# INPUT ROWS
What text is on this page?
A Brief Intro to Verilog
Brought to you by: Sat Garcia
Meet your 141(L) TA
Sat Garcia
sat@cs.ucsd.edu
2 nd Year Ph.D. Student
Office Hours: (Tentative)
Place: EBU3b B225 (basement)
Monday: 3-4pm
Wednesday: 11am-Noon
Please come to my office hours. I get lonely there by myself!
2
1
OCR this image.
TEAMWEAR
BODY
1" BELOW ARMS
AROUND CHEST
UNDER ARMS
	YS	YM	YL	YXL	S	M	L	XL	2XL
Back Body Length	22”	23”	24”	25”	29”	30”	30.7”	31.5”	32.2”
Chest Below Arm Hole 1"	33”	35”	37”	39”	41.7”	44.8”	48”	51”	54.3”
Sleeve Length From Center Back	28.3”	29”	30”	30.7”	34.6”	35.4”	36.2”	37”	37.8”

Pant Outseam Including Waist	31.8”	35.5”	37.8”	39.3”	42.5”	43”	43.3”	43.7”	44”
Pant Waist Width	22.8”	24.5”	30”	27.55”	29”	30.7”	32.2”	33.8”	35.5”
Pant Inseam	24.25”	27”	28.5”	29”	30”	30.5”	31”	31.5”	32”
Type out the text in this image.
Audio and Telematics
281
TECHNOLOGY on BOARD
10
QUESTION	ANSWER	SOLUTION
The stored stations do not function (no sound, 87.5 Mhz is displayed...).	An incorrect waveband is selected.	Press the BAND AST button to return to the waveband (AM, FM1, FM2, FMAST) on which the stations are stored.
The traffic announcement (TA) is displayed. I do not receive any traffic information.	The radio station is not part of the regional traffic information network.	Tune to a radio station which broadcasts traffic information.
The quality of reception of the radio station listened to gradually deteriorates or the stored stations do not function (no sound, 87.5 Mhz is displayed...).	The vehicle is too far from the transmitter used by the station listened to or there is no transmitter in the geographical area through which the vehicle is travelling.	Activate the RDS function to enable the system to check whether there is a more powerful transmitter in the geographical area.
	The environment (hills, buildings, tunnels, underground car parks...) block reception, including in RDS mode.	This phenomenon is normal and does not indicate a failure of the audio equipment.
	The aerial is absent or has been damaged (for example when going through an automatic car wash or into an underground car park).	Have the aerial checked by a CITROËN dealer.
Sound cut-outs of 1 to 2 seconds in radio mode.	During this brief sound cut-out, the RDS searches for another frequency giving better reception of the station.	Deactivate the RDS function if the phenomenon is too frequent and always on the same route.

# WORK REQUIRED
Check every line for "text" and show the ones that have it.

# WORKED ANSWER
What text is on this page?
Type out the text in this image.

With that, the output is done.